To be done:
Isolate every line in the records below with "قرارداد" in it.
— start Given records —
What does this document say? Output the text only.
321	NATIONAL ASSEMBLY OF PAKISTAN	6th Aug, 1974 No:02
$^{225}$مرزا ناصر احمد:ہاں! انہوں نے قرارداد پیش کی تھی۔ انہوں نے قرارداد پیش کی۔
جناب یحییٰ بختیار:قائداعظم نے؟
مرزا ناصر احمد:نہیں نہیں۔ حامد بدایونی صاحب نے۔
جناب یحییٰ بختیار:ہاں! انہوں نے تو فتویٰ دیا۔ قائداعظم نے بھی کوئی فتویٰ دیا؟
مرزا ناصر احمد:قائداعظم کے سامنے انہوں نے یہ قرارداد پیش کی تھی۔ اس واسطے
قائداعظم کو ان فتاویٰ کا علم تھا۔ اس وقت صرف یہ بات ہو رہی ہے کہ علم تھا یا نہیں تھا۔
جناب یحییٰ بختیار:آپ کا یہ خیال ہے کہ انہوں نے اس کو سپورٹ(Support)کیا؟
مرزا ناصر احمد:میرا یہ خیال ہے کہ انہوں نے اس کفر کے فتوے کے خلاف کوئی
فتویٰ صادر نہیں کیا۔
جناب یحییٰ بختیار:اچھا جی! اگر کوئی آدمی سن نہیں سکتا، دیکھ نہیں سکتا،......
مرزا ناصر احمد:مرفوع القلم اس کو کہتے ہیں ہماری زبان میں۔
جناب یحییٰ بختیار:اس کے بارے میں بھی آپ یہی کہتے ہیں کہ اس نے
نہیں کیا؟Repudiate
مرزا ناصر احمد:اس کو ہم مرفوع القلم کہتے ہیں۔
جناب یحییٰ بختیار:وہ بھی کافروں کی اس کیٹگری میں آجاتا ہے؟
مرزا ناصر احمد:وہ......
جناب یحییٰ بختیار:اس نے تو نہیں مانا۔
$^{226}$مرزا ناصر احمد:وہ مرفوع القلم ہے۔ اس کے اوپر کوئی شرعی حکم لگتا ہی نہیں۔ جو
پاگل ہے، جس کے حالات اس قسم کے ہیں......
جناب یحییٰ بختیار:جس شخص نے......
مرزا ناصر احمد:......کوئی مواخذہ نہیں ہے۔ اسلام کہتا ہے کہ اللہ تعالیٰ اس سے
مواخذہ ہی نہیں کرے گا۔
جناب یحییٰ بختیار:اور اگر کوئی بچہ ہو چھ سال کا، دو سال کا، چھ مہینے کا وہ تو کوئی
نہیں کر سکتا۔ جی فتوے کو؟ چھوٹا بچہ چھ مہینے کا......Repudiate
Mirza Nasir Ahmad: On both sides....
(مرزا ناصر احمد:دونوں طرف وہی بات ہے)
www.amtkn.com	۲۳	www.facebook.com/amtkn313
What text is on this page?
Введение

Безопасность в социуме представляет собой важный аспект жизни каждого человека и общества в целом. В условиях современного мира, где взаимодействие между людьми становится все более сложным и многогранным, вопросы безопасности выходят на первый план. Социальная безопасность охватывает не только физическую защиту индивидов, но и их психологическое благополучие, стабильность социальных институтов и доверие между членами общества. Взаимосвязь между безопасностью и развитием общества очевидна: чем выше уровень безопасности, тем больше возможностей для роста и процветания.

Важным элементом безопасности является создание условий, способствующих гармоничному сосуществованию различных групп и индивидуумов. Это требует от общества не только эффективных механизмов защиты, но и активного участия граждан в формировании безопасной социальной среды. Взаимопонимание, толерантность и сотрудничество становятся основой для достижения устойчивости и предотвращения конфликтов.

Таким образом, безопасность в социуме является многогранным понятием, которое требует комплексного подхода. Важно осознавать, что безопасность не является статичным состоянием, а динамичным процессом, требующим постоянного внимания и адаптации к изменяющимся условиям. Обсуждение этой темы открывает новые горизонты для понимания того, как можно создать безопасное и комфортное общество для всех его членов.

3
— end Given records —
Output:
$^{225}$مرزا ناصر احمد:ہاں! انہوں نے قرارداد پیش کی تھی۔ انہوں نے قرارداد پیش کی۔
مرزا ناصر احمد:قائداعظم کے سامنے انہوں نے یہ قرارداد پیش کی تھی۔ اس واسطے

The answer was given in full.